**DIRECTIONS**.
Reply with only the number of lines that contain the string "flag".

**DATA PROVIDED**.
◇ ◇ ◇ ◇ ◇

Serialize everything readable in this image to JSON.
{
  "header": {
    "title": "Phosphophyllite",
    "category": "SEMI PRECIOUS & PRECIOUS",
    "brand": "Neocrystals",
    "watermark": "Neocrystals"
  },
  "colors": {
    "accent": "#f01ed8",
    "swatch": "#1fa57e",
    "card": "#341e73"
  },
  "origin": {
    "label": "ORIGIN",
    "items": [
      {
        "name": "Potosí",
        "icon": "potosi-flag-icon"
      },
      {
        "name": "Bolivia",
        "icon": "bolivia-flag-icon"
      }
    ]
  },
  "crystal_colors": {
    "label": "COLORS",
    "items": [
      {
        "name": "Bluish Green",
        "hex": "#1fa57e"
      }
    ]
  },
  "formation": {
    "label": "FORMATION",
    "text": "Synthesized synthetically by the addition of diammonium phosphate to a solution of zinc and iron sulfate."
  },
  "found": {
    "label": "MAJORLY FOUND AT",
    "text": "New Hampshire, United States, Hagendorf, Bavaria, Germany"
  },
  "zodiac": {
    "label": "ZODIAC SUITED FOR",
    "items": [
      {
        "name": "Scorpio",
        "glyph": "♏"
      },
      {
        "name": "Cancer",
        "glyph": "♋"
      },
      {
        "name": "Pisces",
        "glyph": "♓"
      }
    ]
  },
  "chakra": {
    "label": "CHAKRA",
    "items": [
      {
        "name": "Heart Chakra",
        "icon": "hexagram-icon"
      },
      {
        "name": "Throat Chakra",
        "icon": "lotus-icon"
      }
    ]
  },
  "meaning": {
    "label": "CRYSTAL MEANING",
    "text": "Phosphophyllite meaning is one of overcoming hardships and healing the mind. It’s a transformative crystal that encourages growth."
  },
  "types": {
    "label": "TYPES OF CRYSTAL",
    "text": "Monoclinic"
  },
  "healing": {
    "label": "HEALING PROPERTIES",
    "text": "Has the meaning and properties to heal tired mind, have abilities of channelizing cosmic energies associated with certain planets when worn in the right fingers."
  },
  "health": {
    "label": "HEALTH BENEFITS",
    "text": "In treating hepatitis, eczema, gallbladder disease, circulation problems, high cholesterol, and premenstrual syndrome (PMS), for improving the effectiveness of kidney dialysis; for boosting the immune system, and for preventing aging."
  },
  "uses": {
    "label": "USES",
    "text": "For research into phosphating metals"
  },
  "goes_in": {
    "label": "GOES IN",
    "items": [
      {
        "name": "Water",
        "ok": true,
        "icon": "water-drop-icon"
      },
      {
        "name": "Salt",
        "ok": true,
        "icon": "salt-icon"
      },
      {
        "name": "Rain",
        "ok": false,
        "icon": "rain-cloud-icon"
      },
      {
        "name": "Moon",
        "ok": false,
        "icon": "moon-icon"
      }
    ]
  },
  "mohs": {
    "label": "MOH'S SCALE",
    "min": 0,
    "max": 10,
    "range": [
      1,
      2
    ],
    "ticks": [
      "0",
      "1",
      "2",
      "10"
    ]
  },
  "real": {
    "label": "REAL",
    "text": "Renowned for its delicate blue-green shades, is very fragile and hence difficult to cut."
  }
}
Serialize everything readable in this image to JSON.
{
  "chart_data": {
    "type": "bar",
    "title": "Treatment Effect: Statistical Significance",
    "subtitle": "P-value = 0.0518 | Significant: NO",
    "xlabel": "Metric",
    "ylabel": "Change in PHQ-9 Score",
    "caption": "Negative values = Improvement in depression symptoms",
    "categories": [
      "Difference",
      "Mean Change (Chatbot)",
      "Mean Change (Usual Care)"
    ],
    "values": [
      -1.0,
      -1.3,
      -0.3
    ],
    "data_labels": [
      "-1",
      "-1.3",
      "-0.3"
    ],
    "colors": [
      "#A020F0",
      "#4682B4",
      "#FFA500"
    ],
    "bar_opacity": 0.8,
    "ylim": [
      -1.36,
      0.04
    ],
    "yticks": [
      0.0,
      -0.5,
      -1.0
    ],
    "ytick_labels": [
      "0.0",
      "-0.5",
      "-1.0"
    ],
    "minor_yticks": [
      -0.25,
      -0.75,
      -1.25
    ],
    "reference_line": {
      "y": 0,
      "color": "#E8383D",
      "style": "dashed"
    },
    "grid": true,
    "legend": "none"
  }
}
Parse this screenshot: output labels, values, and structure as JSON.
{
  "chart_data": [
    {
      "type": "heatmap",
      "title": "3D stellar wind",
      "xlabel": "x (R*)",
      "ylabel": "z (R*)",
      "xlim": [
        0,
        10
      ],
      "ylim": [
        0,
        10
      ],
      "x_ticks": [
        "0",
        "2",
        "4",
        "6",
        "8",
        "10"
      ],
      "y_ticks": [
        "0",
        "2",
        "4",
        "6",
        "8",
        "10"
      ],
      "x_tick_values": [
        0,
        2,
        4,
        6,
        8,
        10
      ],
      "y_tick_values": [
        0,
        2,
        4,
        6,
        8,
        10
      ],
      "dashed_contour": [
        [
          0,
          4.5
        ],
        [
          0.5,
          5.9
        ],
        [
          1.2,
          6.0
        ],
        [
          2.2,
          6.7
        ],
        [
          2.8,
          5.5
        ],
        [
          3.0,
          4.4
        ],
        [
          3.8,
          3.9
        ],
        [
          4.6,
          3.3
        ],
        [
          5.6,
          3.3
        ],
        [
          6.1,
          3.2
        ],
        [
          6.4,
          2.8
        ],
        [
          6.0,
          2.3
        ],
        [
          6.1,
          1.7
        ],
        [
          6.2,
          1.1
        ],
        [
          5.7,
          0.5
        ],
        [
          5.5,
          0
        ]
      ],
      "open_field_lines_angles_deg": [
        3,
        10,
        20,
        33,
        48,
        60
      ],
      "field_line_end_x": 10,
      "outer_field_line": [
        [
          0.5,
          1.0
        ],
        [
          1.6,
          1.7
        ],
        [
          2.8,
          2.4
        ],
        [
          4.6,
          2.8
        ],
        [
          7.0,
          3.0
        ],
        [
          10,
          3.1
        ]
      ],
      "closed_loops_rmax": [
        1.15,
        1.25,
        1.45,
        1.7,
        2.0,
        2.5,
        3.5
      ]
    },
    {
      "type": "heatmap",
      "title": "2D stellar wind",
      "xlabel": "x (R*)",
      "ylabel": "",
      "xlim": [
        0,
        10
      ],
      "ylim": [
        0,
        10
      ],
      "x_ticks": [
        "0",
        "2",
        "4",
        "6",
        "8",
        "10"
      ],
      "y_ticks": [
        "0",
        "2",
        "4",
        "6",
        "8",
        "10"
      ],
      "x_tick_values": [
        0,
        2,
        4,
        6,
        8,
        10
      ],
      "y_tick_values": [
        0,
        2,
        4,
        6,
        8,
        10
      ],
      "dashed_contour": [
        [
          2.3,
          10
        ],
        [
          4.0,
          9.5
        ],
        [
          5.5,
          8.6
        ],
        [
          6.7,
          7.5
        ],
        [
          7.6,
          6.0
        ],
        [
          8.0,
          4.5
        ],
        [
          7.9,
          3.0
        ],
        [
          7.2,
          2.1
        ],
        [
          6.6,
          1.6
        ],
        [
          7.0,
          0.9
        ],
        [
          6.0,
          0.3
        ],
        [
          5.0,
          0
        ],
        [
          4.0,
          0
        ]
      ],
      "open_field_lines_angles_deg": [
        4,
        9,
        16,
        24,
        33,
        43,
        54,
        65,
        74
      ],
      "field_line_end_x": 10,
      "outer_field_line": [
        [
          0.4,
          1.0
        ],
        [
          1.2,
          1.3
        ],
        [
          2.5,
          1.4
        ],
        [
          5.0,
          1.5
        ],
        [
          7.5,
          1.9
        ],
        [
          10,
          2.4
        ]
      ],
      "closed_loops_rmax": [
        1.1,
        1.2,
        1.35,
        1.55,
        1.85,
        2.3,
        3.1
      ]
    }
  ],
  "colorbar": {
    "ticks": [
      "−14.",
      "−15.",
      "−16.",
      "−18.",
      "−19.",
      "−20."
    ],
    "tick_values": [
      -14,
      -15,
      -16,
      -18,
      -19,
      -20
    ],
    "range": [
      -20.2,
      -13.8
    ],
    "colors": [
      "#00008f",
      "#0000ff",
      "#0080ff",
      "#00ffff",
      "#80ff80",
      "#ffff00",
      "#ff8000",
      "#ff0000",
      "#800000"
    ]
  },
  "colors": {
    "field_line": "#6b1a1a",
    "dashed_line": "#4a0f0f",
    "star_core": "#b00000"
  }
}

◇ ◇ ◇ ◇ ◇

**EXERCISE OUTPUT**.
2